• **Given exercise**:
Your task is to output the listing word for word, with pictures excluded.

• **Material shown**:
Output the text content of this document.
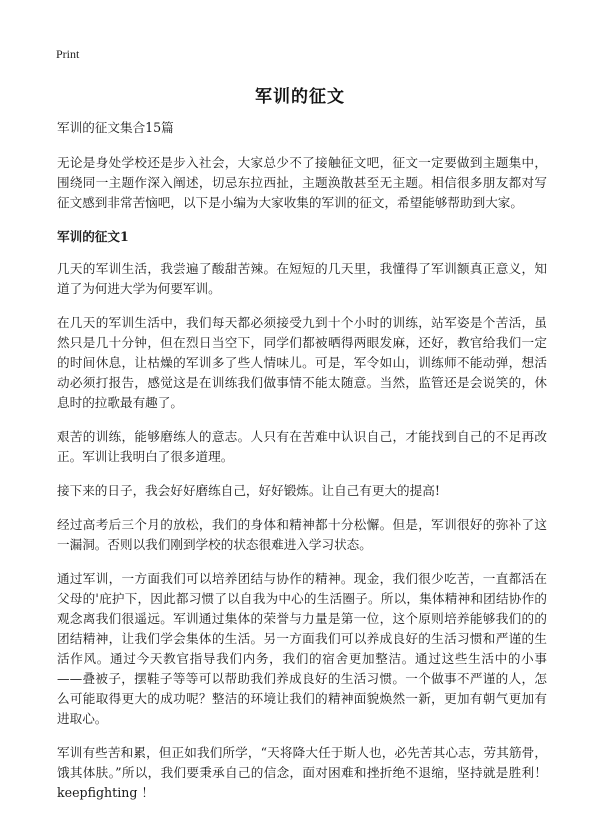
Print
军训的征文

军训的征文集合15篇

无论是身处学校还是步入社会，大家总少不了接触征文吧，征文一定要做到主题集中，围绕同一主题作深入阐述，切忌东拉西扯，主题涣散甚至无主题。相信很多朋友都对写征文感到非常苦恼吧，以下是小编为大家收集的军训的征文，希望能够帮助到大家。

军训的征文1

几天的军训生活，我尝遍了酸甜苦辣。在短短的几天里，我懂得了军训额真正意义，知道了为何进大学为何要军训。

在几天的军训生活中，我们每天都必须接受九到十个小时的训练，站军姿是个苦活，虽然只是几十分钟，但在烈日当空下，同学们都被晒得两眼发麻，还好，教官给我们一定的时间休息，让枯燥的军训多了些人情味儿。可是，军令如山，训练师不能动弹，想活动必须打报告，感觉这是在训练我们做事情不能太随意。当然，监管还是会说笑的，休息时的拉歌最有趣了。

艰苦的训练，能够磨练人的意志。人只有在苦难中认识自己，才能找到自己的不足再改正。军训让我明白了很多道理。

接下来的日子，我会好好磨练自己，好好锻炼。让自己有更大的提高!

经过高考后三个月的放松，我们的身体和精神都十分松懈。但是，军训很好的弥补了这一漏洞。否则以我们刚到学校的状态很难进入学习状态。

通过军训，一方面我们可以培养团结与协作的精神。现金，我们很少吃苦，一直都活在父母的'庇护下，因此都习惯了以自我为中心的生活圈子。所以，集体精神和团结协作的观念离我们很遥远。军训通过集体的荣誉与力量是第一位，这个原则培养能够我们的的团结精神，让我们学会集体的生活。另一方面我们可以养成良好的生活习惯和严谨的生活作风。通过今天教官指导我们内务，我们的宿舍更加整洁。通过这些生活中的小事——叠被子，摆鞋子等等可以帮助我们养成良好的生活习惯。一个做事不严谨的人，怎么可能取得更大的成功呢？整洁的环境让我们的精神面貌焕然一新，更加有朝气更加有进取心。

军训有些苦和累，但正如我们所学，“天将降大任于斯人也，必先苦其心志，劳其筋骨，饿其体肤。”所以，我们要秉承自己的信念，面对困难和挫折绝不退缩，坚持就是胜利！ keepfighting ！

• **Result of this task**:
Output the text content of this document.
Print
军训的征文

军训的征文集合15篇

无论是身处学校还是步入社会，大家总少不了接触征文吧，征文一定要做到主题集中，围绕同一主题作深入阐述，切忌东拉西扯，主题涣散甚至无主题。相信很多朋友都对写征文感到非常苦恼吧，以下是小编为大家收集的军训的征文，希望能够帮助到大家。

军训的征文1

几天的军训生活，我尝遍了酸甜苦辣。在短短的几天里，我懂得了军训额真正意义，知道了为何进大学为何要军训。

在几天的军训生活中，我们每天都必须接受九到十个小时的训练，站军姿是个苦活，虽然只是几十分钟，但在烈日当空下，同学们都被晒得两眼发麻，还好，教官给我们一定的时间休息，让枯燥的军训多了些人情味儿。可是，军令如山，训练师不能动弹，想活动必须打报告，感觉这是在训练我们做事情不能太随意。当然，监管还是会说笑的，休息时的拉歌最有趣了。

艰苦的训练，能够磨练人的意志。人只有在苦难中认识自己，才能找到自己的不足再改正。军训让我明白了很多道理。

接下来的日子，我会好好磨练自己，好好锻炼。让自己有更大的提高!

经过高考后三个月的放松，我们的身体和精神都十分松懈。但是，军训很好的弥补了这一漏洞。否则以我们刚到学校的状态很难进入学习状态。

通过军训，一方面我们可以培养团结与协作的精神。现金，我们很少吃苦，一直都活在父母的'庇护下，因此都习惯了以自我为中心的生活圈子。所以，集体精神和团结协作的观念离我们很遥远。军训通过集体的荣誉与力量是第一位，这个原则培养能够我们的的团结精神，让我们学会集体的生活。另一方面我们可以养成良好的生活习惯和严谨的生活作风。通过今天教官指导我们内务，我们的宿舍更加整洁。通过这些生活中的小事——叠被子，摆鞋子等等可以帮助我们养成良好的生活习惯。一个做事不严谨的人，怎么可能取得更大的成功呢？整洁的环境让我们的精神面貌焕然一新，更加有朝气更加有进取心。

军训有些苦和累，但正如我们所学，“天将降大任于斯人也，必先苦其心志，劳其筋骨，饿其体肤。”所以，我们要秉承自己的信念，面对困难和挫折绝不退缩，坚持就是胜利！ keepfighting ！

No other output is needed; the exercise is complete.